Labeled box records
↓

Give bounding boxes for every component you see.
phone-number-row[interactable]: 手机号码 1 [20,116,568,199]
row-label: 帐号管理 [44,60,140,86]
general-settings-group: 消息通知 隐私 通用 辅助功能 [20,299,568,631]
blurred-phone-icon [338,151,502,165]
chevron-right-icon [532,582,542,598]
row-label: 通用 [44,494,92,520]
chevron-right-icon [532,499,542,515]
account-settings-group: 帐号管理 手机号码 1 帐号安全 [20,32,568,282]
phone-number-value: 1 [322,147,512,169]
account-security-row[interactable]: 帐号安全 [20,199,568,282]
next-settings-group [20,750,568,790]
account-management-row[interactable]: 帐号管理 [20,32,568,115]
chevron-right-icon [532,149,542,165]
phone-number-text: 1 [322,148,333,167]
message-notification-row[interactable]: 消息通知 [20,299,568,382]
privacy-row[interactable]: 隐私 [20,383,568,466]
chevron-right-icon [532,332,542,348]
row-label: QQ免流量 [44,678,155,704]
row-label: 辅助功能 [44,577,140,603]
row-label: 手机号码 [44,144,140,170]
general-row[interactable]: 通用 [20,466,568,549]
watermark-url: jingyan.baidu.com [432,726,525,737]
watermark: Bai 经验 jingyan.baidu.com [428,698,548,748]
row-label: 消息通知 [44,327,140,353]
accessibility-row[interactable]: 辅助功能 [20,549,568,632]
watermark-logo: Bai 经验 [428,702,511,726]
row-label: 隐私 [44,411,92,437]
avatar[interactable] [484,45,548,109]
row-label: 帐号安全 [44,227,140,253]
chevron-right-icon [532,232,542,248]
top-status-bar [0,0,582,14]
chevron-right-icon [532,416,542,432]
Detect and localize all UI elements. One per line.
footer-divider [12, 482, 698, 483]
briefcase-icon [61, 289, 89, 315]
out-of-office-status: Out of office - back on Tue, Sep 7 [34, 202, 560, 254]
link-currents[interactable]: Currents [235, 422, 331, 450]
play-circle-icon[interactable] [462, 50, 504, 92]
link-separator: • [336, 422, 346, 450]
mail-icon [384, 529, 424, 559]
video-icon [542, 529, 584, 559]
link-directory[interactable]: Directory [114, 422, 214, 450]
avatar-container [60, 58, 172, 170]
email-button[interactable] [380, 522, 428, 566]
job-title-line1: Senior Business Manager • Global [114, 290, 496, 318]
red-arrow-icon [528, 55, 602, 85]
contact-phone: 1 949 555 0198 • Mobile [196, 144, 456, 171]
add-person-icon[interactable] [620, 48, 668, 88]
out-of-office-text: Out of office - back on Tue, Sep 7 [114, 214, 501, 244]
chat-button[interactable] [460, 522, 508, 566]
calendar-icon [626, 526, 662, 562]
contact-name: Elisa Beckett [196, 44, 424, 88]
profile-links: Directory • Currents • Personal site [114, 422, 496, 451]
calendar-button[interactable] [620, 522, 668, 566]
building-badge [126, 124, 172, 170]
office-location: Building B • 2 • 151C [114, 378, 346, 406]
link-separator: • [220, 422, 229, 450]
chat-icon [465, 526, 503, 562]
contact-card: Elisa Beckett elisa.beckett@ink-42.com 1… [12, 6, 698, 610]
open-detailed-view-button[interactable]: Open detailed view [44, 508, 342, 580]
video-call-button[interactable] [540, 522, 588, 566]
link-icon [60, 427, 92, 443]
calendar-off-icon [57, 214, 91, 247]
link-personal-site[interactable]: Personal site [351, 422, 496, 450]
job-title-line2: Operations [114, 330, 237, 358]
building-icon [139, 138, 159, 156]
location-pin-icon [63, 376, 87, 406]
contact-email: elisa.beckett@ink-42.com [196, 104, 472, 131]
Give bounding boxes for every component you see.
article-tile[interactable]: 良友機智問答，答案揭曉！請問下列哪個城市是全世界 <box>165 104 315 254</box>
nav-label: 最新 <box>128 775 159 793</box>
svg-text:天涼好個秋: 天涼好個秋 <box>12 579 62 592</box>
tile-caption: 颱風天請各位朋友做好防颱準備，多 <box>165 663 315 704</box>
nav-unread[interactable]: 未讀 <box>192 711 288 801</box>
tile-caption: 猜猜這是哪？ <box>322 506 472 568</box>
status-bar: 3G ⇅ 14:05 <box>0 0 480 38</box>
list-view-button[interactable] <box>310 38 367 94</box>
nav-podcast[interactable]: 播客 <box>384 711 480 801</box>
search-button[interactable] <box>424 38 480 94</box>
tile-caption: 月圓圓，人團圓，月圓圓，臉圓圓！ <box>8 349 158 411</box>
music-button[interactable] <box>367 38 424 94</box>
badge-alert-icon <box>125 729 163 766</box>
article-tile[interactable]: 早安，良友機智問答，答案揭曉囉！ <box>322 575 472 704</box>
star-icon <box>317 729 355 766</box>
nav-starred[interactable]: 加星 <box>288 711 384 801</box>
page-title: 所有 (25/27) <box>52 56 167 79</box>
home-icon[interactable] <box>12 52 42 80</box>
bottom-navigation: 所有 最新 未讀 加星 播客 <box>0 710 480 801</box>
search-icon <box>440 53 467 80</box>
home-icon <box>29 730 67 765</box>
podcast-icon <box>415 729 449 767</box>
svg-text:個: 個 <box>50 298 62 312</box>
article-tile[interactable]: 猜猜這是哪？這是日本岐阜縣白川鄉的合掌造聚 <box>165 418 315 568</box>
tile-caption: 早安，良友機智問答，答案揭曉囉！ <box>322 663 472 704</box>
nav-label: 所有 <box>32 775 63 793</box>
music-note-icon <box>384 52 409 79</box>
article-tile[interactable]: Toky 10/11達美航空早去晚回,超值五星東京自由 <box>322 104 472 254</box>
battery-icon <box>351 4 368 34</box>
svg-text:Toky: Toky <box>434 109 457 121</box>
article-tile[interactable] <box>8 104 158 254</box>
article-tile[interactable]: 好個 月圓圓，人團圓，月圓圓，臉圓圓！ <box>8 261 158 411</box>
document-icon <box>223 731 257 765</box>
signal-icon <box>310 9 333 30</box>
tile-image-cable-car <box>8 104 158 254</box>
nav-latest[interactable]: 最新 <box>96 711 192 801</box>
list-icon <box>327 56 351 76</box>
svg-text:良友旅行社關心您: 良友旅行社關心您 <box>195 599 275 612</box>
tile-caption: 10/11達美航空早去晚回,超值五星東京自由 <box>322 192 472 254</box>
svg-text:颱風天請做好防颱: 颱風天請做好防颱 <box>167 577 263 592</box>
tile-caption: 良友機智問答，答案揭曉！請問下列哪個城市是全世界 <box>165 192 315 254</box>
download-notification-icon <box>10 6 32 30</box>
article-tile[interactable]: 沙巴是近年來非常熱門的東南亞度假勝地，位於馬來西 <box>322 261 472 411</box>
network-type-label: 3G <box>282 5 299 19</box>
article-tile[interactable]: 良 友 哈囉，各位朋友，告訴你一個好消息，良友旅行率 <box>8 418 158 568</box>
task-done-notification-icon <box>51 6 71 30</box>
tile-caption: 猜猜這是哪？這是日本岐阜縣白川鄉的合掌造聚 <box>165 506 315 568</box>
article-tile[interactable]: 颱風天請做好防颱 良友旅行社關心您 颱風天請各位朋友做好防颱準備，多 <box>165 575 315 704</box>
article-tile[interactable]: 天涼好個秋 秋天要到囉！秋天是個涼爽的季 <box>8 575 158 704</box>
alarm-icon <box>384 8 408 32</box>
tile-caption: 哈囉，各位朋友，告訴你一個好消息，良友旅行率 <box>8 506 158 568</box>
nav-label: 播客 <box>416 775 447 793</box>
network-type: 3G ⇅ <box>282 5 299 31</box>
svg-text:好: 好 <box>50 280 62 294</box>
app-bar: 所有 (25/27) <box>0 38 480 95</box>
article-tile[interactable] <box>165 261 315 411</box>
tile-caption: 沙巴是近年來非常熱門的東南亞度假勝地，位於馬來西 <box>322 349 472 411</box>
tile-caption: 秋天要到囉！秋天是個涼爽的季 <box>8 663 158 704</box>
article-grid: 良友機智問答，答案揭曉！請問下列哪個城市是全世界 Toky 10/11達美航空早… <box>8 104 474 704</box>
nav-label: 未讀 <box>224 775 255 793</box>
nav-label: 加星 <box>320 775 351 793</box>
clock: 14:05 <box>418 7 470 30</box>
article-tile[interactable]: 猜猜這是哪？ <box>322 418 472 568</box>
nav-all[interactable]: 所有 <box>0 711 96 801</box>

↑

Rewrite the rows from the first one through the line containing "message-notification-row[interactable]: 消息通知 [20,299,568,382]", changing every "row-label" to "item-label" and keeping everything else the same. Give only those lines.

Give bounding boxes for every component you see.
phone-number-row[interactable]: 手机号码 1 [20,116,568,199]
item-label: 帐号管理 [44,60,140,86]
general-settings-group: 消息通知 隐私 通用 辅助功能 [20,299,568,631]
blurred-phone-icon [338,151,502,165]
chevron-right-icon [532,582,542,598]
item-label: 通用 [44,494,92,520]
chevron-right-icon [532,499,542,515]
account-settings-group: 帐号管理 手机号码 1 帐号安全 [20,32,568,282]
phone-number-value: 1 [322,147,512,169]
account-security-row[interactable]: 帐号安全 [20,199,568,282]
next-settings-group [20,750,568,790]
account-management-row[interactable]: 帐号管理 [20,32,568,115]
chevron-right-icon [532,149,542,165]
phone-number-text: 1 [322,148,333,167]
message-notification-row[interactable]: 消息通知 [20,299,568,382]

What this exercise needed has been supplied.